** START OF Dataset excerpts **

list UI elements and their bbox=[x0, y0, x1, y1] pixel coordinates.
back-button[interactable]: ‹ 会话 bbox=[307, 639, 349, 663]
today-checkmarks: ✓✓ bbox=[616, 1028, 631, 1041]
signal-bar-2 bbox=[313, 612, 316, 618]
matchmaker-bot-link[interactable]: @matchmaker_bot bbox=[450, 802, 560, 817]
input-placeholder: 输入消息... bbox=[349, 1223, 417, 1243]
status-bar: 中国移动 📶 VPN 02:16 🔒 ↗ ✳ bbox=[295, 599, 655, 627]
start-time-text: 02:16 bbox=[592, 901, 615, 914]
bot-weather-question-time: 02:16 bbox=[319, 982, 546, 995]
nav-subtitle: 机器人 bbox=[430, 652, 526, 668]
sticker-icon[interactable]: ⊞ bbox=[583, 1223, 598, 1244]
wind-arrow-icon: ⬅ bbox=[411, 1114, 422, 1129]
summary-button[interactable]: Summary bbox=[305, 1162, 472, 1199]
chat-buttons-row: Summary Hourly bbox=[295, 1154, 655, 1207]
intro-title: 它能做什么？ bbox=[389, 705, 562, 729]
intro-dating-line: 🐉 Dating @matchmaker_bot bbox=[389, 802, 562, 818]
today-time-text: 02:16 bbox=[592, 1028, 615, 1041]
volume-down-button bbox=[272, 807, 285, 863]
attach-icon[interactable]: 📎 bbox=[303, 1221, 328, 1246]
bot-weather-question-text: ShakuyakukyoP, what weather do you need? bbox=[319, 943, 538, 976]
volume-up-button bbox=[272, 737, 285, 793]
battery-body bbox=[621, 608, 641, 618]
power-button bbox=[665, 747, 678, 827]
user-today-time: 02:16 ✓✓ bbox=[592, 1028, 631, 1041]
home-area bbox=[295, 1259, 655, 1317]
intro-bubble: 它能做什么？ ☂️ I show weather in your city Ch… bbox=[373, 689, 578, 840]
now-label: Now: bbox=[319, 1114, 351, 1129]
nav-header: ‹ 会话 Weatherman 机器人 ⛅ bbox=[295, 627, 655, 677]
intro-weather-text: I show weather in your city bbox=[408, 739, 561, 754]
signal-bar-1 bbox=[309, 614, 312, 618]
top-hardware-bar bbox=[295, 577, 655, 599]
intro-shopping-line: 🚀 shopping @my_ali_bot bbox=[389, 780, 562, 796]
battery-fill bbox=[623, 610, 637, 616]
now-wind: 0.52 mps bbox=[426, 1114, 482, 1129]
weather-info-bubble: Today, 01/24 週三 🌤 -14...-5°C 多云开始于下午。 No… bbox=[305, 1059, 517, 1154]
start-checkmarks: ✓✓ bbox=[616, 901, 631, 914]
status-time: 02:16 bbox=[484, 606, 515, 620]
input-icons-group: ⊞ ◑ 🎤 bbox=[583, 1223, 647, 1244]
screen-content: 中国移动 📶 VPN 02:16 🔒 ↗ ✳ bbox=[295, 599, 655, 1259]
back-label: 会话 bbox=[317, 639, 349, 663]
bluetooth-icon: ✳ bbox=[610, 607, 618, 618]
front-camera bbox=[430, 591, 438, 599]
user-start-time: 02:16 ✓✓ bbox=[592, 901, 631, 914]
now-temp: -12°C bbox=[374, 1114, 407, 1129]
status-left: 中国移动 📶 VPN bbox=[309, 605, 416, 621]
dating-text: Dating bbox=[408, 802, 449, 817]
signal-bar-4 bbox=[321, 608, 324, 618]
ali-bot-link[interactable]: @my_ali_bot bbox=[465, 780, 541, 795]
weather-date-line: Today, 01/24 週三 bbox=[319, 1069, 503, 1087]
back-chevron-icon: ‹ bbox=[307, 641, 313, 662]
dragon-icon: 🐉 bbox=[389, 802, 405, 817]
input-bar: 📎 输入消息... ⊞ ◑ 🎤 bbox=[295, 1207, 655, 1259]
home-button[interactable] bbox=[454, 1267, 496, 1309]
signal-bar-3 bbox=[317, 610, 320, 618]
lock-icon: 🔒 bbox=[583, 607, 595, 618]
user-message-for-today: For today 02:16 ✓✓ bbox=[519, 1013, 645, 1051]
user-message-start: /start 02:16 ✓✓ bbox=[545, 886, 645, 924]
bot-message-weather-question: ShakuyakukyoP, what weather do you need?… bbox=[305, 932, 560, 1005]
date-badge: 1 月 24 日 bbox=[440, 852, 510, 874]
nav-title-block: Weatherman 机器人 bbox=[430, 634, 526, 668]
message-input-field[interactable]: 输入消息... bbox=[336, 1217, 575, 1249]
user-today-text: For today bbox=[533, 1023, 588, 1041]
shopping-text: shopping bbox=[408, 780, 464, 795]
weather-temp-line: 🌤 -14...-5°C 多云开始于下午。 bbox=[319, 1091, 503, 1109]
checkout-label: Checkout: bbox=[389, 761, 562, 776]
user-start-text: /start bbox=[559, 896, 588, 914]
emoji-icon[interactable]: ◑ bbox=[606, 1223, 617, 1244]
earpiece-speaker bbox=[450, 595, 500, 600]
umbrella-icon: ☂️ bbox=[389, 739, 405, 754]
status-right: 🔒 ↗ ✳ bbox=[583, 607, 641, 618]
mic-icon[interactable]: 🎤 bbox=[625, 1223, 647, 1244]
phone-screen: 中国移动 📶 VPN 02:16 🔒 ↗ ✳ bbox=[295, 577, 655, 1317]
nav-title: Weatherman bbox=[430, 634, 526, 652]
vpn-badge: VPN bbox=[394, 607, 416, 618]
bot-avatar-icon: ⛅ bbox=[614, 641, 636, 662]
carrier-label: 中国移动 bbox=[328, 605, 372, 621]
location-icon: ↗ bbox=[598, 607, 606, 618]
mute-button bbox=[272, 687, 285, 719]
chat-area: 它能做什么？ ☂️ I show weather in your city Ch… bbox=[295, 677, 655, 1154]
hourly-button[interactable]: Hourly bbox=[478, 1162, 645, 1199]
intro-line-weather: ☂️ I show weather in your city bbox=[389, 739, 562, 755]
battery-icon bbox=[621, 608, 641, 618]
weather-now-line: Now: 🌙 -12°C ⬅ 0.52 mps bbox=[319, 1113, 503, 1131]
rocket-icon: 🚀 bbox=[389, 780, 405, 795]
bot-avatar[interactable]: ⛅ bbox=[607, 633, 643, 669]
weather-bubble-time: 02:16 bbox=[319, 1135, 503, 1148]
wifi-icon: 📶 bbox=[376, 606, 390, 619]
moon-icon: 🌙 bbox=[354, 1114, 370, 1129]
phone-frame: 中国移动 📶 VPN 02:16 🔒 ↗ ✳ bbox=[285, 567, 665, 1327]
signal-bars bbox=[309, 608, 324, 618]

** END OF Dataset excerpts **

How many rows above contain the string "what", matching case exactly? Give only the number.

2